Without altering anything, output the material below.

## Data section

::::

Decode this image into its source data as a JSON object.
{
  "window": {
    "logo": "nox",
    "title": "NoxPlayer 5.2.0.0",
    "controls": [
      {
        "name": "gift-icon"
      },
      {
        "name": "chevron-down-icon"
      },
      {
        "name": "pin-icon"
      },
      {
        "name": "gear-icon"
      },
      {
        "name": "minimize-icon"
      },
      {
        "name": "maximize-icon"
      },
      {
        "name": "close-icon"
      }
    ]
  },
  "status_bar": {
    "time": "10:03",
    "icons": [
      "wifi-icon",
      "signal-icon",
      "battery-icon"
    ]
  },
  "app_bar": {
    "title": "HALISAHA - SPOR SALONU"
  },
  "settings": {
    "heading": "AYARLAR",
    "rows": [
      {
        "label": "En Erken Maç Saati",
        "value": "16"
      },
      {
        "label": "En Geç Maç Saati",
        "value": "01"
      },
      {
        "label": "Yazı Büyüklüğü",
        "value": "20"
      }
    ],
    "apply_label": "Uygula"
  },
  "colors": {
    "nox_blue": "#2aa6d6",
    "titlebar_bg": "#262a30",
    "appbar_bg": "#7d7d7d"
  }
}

::::

## Solution to this exercise
Decode this image into its source data as a JSON object.
{
  "window": {
    "logo": "nox",
    "title": "NoxPlayer 5.2.0.0",
    "controls": [
      {
        "name": "gift-icon"
      },
      {
        "name": "chevron-down-icon"
      },
      {
        "name": "pin-icon"
      },
      {
        "name": "gear-icon"
      },
      {
        "name": "minimize-icon"
      },
      {
        "name": "maximize-icon"
      },
      {
        "name": "close-icon"
      }
    ]
  },
  "status_bar": {
    "time": "10:03",
    "icons": [
      "wifi-icon",
      "signal-icon",
      "battery-icon"
    ]
  },
  "app_bar": {
    "title": "HALISAHA - SPOR SALONU"
  },
  "settings": {
    "heading": "AYARLAR",
    "rows": [
      {
        "label": "En Erken Maç Saati",
        "value": "16"
      },
      {
        "label": "En Geç Maç Saati",
        "value": "01"
      },
      {
        "label": "Yazı Büyüklüğü",
        "value": "20"
      }
    ],
    "apply_label": "Uygula"
  },
  "colors": {
    "nox_blue": "#2aa6d6",
    "titlebar_bg": "#262a30",
    "appbar_bg": "#7d7d7d"
  }
}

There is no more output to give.